Problem to solve => Count how many lines include "peers" and answer with that number only.

Excerpt from a dataset
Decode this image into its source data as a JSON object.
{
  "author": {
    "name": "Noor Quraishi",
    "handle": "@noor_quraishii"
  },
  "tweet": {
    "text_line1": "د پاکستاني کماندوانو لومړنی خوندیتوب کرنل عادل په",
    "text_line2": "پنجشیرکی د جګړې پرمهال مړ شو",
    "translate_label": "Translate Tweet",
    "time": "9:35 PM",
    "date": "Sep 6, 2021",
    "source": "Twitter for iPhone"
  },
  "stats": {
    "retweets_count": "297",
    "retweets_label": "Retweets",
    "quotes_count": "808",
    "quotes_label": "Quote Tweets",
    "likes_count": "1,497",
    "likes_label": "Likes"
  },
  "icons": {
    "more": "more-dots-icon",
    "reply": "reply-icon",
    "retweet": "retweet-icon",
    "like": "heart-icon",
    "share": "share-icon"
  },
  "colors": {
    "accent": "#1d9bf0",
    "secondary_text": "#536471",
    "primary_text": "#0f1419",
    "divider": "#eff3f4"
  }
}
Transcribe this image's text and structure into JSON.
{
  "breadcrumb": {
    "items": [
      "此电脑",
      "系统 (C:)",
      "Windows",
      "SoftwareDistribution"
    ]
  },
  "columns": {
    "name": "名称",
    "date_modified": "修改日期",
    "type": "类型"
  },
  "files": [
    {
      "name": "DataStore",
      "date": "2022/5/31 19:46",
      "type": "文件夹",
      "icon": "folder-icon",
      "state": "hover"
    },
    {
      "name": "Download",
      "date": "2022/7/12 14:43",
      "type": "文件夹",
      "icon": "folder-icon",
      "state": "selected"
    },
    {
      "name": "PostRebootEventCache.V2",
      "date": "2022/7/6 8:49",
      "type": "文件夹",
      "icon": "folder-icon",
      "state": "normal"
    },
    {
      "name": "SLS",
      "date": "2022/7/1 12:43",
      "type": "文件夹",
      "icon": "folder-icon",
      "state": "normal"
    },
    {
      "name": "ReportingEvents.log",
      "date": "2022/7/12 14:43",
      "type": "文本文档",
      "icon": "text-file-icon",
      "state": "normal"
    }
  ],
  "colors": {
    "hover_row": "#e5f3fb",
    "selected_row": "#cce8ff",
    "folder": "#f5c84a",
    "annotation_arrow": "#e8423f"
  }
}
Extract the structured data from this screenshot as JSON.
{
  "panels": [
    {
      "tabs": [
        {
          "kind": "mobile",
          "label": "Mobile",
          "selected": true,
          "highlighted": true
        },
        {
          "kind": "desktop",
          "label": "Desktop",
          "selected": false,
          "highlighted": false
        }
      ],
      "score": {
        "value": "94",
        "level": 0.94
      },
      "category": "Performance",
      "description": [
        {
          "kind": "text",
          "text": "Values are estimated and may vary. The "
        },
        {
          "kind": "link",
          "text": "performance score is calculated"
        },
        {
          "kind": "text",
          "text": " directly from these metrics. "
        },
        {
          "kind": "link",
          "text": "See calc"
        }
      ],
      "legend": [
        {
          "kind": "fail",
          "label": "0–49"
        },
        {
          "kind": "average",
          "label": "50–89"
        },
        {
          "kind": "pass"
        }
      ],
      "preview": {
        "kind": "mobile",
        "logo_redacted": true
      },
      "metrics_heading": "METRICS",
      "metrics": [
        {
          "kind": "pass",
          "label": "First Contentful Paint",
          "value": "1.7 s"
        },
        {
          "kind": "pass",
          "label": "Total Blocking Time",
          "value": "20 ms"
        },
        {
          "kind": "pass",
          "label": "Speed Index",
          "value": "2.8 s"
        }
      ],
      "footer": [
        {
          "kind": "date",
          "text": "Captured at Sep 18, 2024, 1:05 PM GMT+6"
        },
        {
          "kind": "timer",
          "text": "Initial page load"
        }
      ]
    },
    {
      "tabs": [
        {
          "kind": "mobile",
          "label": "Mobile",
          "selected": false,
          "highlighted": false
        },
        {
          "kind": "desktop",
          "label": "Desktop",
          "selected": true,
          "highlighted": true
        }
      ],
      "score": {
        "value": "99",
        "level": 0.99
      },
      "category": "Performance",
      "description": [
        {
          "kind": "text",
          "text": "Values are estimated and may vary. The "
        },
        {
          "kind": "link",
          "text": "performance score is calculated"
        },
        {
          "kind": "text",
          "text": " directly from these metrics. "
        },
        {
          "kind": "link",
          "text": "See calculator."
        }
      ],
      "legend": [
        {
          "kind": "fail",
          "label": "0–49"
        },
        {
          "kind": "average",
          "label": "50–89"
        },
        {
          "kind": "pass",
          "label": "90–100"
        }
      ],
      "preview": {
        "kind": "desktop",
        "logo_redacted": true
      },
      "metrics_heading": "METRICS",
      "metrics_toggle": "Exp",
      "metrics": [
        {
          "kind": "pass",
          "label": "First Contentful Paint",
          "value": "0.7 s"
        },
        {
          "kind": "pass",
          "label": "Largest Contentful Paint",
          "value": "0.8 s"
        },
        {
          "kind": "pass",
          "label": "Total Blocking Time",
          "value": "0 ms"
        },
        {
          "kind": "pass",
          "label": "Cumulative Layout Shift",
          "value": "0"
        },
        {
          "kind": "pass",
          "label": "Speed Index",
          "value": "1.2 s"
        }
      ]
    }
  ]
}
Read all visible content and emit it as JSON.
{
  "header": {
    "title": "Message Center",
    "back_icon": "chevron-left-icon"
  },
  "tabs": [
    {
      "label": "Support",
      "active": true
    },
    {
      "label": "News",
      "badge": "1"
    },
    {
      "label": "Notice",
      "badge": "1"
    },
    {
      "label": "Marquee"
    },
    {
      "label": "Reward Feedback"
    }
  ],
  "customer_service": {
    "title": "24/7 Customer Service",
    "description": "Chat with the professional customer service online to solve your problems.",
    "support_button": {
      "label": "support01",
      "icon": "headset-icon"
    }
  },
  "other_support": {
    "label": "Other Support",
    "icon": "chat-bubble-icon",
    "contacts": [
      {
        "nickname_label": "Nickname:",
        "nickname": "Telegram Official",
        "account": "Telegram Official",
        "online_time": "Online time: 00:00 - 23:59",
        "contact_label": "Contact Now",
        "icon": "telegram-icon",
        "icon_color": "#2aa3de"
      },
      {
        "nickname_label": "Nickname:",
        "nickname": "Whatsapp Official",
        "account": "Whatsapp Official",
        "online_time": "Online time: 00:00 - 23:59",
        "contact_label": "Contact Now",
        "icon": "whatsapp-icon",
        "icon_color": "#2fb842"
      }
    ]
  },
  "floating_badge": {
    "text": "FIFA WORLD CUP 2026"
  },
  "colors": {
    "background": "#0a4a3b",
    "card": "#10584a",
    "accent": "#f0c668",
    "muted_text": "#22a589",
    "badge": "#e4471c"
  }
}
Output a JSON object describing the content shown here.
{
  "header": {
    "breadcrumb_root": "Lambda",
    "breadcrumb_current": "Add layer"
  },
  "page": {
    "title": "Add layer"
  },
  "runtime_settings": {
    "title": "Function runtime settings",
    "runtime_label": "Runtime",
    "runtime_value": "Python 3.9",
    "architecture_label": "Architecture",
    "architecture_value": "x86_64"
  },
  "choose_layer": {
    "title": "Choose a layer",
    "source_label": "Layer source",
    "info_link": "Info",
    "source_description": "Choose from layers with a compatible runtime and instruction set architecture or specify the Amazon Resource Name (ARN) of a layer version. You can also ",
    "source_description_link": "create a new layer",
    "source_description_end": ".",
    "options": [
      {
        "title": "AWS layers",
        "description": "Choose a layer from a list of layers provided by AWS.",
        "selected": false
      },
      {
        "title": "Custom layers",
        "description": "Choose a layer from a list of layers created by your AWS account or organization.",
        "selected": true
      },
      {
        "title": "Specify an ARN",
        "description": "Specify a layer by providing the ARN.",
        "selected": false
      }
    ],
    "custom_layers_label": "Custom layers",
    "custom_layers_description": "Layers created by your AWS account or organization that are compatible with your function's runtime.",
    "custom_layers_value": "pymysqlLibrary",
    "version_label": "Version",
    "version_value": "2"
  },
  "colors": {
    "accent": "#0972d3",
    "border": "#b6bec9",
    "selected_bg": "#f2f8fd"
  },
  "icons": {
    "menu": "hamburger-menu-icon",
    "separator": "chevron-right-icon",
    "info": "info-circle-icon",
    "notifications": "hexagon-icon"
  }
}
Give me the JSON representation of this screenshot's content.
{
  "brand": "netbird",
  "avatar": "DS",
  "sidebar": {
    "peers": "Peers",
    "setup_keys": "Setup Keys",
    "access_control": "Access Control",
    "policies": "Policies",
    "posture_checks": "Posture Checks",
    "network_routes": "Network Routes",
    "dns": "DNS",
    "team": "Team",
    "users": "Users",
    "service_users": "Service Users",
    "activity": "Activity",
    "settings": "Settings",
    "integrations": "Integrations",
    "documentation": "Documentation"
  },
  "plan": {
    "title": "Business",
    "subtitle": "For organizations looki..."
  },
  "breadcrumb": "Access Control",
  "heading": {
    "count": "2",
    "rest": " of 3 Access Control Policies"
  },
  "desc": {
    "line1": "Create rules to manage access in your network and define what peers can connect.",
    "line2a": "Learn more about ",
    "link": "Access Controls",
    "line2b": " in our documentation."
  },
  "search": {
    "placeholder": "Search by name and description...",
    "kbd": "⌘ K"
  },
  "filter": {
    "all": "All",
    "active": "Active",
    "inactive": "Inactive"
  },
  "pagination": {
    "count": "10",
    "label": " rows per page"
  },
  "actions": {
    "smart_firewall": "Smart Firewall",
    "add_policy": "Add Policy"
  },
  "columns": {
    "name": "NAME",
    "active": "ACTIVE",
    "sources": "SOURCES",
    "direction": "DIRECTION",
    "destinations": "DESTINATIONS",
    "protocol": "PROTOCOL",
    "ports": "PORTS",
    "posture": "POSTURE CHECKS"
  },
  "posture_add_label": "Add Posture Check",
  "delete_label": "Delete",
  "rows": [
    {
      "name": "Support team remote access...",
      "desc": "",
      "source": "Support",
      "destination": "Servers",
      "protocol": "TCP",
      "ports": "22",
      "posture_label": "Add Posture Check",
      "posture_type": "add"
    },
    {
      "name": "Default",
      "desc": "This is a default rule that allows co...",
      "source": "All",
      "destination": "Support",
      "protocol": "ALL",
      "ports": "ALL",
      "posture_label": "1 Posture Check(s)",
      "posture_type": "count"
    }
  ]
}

The answer => 2